**Your task**
Quote the data below in full, please, without altering anything.

**Input rows**
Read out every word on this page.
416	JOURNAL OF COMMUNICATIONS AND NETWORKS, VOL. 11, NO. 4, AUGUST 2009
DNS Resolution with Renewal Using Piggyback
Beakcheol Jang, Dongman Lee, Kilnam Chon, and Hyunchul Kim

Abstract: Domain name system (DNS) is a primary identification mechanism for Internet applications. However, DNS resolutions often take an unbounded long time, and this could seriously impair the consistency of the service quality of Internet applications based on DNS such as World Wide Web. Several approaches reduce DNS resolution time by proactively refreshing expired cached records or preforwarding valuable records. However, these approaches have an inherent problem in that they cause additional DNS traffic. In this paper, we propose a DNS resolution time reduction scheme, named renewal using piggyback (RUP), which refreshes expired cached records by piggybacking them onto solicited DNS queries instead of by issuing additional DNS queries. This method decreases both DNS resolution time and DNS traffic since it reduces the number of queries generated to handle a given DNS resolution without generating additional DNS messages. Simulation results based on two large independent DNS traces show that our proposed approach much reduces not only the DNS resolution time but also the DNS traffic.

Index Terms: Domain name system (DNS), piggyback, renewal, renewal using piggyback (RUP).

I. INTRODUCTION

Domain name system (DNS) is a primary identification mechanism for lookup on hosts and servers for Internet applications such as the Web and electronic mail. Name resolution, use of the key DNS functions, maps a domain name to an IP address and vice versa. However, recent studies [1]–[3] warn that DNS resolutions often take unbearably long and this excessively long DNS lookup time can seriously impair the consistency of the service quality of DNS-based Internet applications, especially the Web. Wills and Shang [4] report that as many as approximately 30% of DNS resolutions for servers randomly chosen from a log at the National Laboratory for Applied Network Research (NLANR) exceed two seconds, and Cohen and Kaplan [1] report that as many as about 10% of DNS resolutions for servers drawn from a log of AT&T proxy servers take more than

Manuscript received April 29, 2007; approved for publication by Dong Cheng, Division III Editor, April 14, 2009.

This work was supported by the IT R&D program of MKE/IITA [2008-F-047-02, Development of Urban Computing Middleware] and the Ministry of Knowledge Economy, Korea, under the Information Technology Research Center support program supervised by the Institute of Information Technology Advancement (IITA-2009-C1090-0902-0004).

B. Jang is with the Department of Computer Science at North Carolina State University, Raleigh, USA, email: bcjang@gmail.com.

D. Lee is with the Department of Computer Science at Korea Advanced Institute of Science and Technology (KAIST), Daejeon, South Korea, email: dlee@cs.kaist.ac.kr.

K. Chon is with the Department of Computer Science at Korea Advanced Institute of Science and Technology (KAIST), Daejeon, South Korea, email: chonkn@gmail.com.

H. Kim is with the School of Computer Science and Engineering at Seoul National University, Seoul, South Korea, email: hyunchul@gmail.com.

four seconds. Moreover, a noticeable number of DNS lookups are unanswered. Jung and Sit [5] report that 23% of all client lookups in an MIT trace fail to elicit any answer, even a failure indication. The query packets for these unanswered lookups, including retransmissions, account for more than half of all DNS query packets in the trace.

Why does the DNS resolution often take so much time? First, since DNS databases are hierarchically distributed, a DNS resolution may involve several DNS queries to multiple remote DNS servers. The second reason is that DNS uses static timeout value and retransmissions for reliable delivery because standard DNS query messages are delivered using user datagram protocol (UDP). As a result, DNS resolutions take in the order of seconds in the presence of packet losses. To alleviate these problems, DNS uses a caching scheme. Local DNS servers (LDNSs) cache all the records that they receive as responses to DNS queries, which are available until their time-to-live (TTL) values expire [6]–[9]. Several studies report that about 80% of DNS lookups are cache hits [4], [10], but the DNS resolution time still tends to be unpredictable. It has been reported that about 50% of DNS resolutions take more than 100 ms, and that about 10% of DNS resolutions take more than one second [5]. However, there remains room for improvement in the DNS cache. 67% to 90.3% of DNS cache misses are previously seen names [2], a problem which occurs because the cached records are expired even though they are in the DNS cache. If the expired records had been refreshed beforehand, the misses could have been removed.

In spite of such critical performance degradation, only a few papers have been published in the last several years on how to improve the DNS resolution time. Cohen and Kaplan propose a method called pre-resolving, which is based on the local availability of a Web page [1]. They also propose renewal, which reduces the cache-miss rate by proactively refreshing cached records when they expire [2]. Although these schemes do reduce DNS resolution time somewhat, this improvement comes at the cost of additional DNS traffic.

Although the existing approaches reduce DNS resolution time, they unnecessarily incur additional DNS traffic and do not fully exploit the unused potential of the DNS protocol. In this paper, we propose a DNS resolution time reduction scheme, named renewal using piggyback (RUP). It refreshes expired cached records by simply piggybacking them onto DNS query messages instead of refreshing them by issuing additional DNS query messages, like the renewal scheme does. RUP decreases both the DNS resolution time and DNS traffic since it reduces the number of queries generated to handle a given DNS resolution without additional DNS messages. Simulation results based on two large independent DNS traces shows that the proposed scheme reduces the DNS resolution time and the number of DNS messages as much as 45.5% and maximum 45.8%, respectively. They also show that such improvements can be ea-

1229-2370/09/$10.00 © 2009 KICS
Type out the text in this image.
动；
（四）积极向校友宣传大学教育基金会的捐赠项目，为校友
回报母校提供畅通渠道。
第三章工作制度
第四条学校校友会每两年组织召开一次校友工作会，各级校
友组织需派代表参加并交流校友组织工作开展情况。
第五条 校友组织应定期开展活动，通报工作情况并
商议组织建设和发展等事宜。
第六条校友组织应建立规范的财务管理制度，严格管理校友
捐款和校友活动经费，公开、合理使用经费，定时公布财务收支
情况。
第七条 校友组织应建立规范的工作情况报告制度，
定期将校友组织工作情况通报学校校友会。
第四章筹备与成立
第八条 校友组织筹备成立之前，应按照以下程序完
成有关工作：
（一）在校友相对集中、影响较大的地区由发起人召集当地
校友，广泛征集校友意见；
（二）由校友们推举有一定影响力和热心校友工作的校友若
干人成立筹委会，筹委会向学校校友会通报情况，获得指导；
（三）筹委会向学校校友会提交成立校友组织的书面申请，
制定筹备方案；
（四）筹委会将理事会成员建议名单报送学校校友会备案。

**Solution**
Read out every word on this page.
416	JOURNAL OF COMMUNICATIONS AND NETWORKS, VOL. 11, NO. 4, AUGUST 2009
DNS Resolution with Renewal Using Piggyback
Beakcheol Jang, Dongman Lee, Kilnam Chon, and Hyunchul Kim

Abstract: Domain name system (DNS) is a primary identification mechanism for Internet applications. However, DNS resolutions often take an unbounded long time, and this could seriously impair the consistency of the service quality of Internet applications based on DNS such as World Wide Web. Several approaches reduce DNS resolution time by proactively refreshing expired cached records or preforwarding valuable records. However, these approaches have an inherent problem in that they cause additional DNS traffic. In this paper, we propose a DNS resolution time reduction scheme, named renewal using piggyback (RUP), which refreshes expired cached records by piggybacking them onto solicited DNS queries instead of by issuing additional DNS queries. This method decreases both DNS resolution time and DNS traffic since it reduces the number of queries generated to handle a given DNS resolution without generating additional DNS messages. Simulation results based on two large independent DNS traces show that our proposed approach much reduces not only the DNS resolution time but also the DNS traffic.

Index Terms: Domain name system (DNS), piggyback, renewal, renewal using piggyback (RUP).

I. INTRODUCTION

Domain name system (DNS) is a primary identification mechanism for lookup on hosts and servers for Internet applications such as the Web and electronic mail. Name resolution, use of the key DNS functions, maps a domain name to an IP address and vice versa. However, recent studies [1]–[3] warn that DNS resolutions often take unbearably long and this excessively long DNS lookup time can seriously impair the consistency of the service quality of DNS-based Internet applications, especially the Web. Wills and Shang [4] report that as many as approximately 30% of DNS resolutions for servers randomly chosen from a log at the National Laboratory for Applied Network Research (NLANR) exceed two seconds, and Cohen and Kaplan [1] report that as many as about 10% of DNS resolutions for servers drawn from a log of AT&T proxy servers take more than

Manuscript received April 29, 2007; approved for publication by Dong Cheng, Division III Editor, April 14, 2009.

This work was supported by the IT R&D program of MKE/IITA [2008-F-047-02, Development of Urban Computing Middleware] and the Ministry of Knowledge Economy, Korea, under the Information Technology Research Center support program supervised by the Institute of Information Technology Advancement (IITA-2009-C1090-0902-0004).

B. Jang is with the Department of Computer Science at North Carolina State University, Raleigh, USA, email: bcjang@gmail.com.

D. Lee is with the Department of Computer Science at Korea Advanced Institute of Science and Technology (KAIST), Daejeon, South Korea, email: dlee@cs.kaist.ac.kr.

K. Chon is with the Department of Computer Science at Korea Advanced Institute of Science and Technology (KAIST), Daejeon, South Korea, email: chonkn@gmail.com.

H. Kim is with the School of Computer Science and Engineering at Seoul National University, Seoul, South Korea, email: hyunchul@gmail.com.

four seconds. Moreover, a noticeable number of DNS lookups are unanswered. Jung and Sit [5] report that 23% of all client lookups in an MIT trace fail to elicit any answer, even a failure indication. The query packets for these unanswered lookups, including retransmissions, account for more than half of all DNS query packets in the trace.

Why does the DNS resolution often take so much time? First, since DNS databases are hierarchically distributed, a DNS resolution may involve several DNS queries to multiple remote DNS servers. The second reason is that DNS uses static timeout value and retransmissions for reliable delivery because standard DNS query messages are delivered using user datagram protocol (UDP). As a result, DNS resolutions take in the order of seconds in the presence of packet losses. To alleviate these problems, DNS uses a caching scheme. Local DNS servers (LDNSs) cache all the records that they receive as responses to DNS queries, which are available until their time-to-live (TTL) values expire [6]–[9]. Several studies report that about 80% of DNS lookups are cache hits [4], [10], but the DNS resolution time still tends to be unpredictable. It has been reported that about 50% of DNS resolutions take more than 100 ms, and that about 10% of DNS resolutions take more than one second [5]. However, there remains room for improvement in the DNS cache. 67% to 90.3% of DNS cache misses are previously seen names [2], a problem which occurs because the cached records are expired even though they are in the DNS cache. If the expired records had been refreshed beforehand, the misses could have been removed.

In spite of such critical performance degradation, only a few papers have been published in the last several years on how to improve the DNS resolution time. Cohen and Kaplan propose a method called pre-resolving, which is based on the local availability of a Web page [1]. They also propose renewal, which reduces the cache-miss rate by proactively refreshing cached records when they expire [2]. Although these schemes do reduce DNS resolution time somewhat, this improvement comes at the cost of additional DNS traffic.

Although the existing approaches reduce DNS resolution time, they unnecessarily incur additional DNS traffic and do not fully exploit the unused potential of the DNS protocol. In this paper, we propose a DNS resolution time reduction scheme, named renewal using piggyback (RUP). It refreshes expired cached records by simply piggybacking them onto DNS query messages instead of refreshing them by issuing additional DNS query messages, like the renewal scheme does. RUP decreases both the DNS resolution time and DNS traffic since it reduces the number of queries generated to handle a given DNS resolution without additional DNS messages. Simulation results based on two large independent DNS traces shows that the proposed scheme reduces the DNS resolution time and the number of DNS messages as much as 45.5% and maximum 45.8%, respectively. They also show that such improvements can be ea-

1229-2370/09/$10.00 © 2009 KICS
Type out the text in this image.
动；
（四）积极向校友宣传大学教育基金会的捐赠项目，为校友
回报母校提供畅通渠道。
第三章工作制度
第四条学校校友会每两年组织召开一次校友工作会，各级校
友组织需派代表参加并交流校友组织工作开展情况。
第五条 校友组织应定期开展活动，通报工作情况并
商议组织建设和发展等事宜。
第六条校友组织应建立规范的财务管理制度，严格管理校友
捐款和校友活动经费，公开、合理使用经费，定时公布财务收支
情况。
第七条 校友组织应建立规范的工作情况报告制度，
定期将校友组织工作情况通报学校校友会。
第四章筹备与成立
第八条 校友组织筹备成立之前，应按照以下程序完
成有关工作：
（一）在校友相对集中、影响较大的地区由发起人召集当地
校友，广泛征集校友意见；
（二）由校友们推举有一定影响力和热心校友工作的校友若
干人成立筹委会，筹委会向学校校友会通报情况，获得指导；
（三）筹委会向学校校友会提交成立校友组织的书面申请，
制定筹备方案；
（四）筹委会将理事会成员建议名单报送学校校友会备案。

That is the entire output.